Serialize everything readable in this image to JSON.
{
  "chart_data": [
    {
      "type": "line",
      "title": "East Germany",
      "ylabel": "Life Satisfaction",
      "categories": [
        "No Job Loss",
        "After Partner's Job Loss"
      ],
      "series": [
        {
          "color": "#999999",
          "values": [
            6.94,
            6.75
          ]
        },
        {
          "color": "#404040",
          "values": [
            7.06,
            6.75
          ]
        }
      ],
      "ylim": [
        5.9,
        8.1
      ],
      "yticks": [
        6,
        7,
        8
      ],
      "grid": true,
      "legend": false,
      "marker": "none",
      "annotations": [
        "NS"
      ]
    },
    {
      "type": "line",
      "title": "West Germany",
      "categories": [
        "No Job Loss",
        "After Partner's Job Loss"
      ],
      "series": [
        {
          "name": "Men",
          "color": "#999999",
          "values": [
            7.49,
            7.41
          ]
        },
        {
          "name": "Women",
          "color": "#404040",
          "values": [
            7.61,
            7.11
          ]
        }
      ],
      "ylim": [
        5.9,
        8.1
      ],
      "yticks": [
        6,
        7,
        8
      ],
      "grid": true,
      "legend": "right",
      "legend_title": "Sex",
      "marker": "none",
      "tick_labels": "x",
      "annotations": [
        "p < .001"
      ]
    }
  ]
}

• • •

Task:
Looking back at the lines above, state how many contain the word "Germany", and supply nothing besides the number.

Result of the exercise:
2